Directions:
Your task is to transcribe all of the records exactly and leave out the pictures.
⁂
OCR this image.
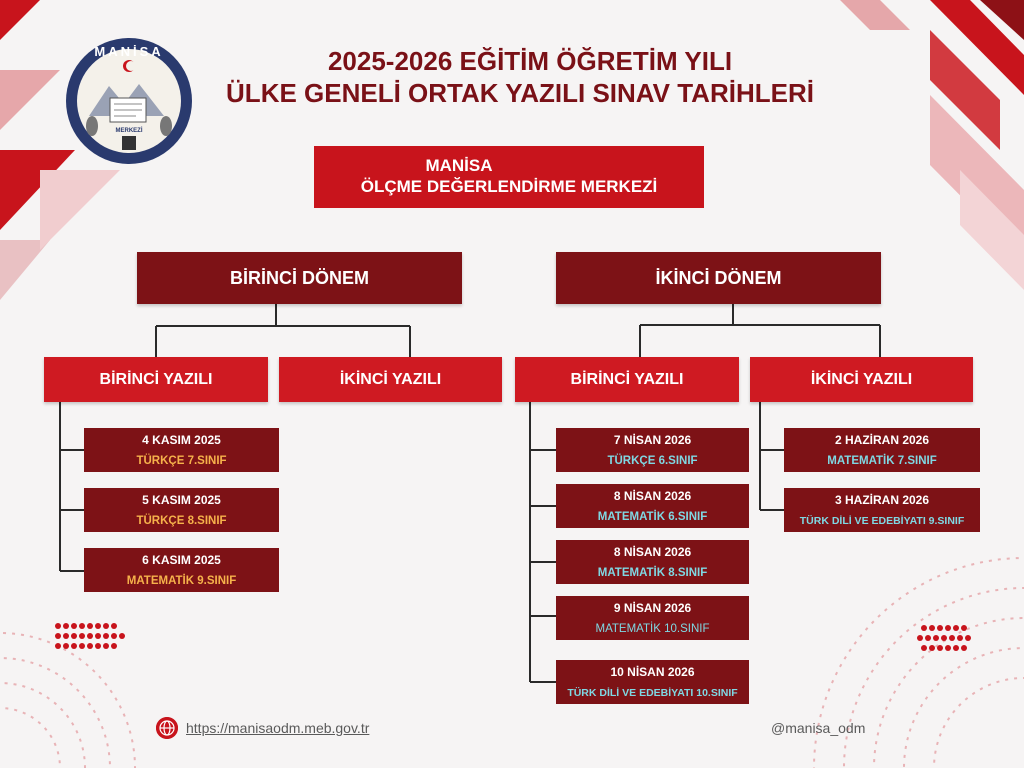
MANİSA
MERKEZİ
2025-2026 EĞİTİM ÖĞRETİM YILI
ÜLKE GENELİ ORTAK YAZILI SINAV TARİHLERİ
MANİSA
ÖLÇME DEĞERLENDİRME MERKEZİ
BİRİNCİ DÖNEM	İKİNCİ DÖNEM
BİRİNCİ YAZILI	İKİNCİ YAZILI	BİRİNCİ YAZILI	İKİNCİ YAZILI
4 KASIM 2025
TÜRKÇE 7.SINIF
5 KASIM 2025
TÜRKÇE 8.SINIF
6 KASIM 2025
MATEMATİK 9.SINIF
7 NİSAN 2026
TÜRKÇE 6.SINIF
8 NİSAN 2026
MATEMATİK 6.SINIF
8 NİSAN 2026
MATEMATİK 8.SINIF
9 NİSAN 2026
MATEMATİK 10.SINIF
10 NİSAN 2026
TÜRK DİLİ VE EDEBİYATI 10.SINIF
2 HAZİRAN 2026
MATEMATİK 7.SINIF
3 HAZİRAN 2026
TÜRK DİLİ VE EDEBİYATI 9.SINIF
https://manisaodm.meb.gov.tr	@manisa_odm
⁂
Result for this task:
OCR this image.
MANİSA
MERKEZİ
2025-2026 EĞİTİM ÖĞRETİM YILI
ÜLKE GENELİ ORTAK YAZILI SINAV TARİHLERİ
MANİSA
ÖLÇME DEĞERLENDİRME MERKEZİ
BİRİNCİ DÖNEM	İKİNCİ DÖNEM
BİRİNCİ YAZILI	İKİNCİ YAZILI	BİRİNCİ YAZILI	İKİNCİ YAZILI
4 KASIM 2025
TÜRKÇE 7.SINIF
5 KASIM 2025
TÜRKÇE 8.SINIF
6 KASIM 2025
MATEMATİK 9.SINIF
7 NİSAN 2026
TÜRKÇE 6.SINIF
8 NİSAN 2026
MATEMATİK 6.SINIF
8 NİSAN 2026
MATEMATİK 8.SINIF
9 NİSAN 2026
MATEMATİK 10.SINIF
10 NİSAN 2026
TÜRK DİLİ VE EDEBİYATI 10.SINIF
2 HAZİRAN 2026
MATEMATİK 7.SINIF
3 HAZİRAN 2026
TÜRK DİLİ VE EDEBİYATI 9.SINIF
https://manisaodm.meb.gov.tr	@manisa_odm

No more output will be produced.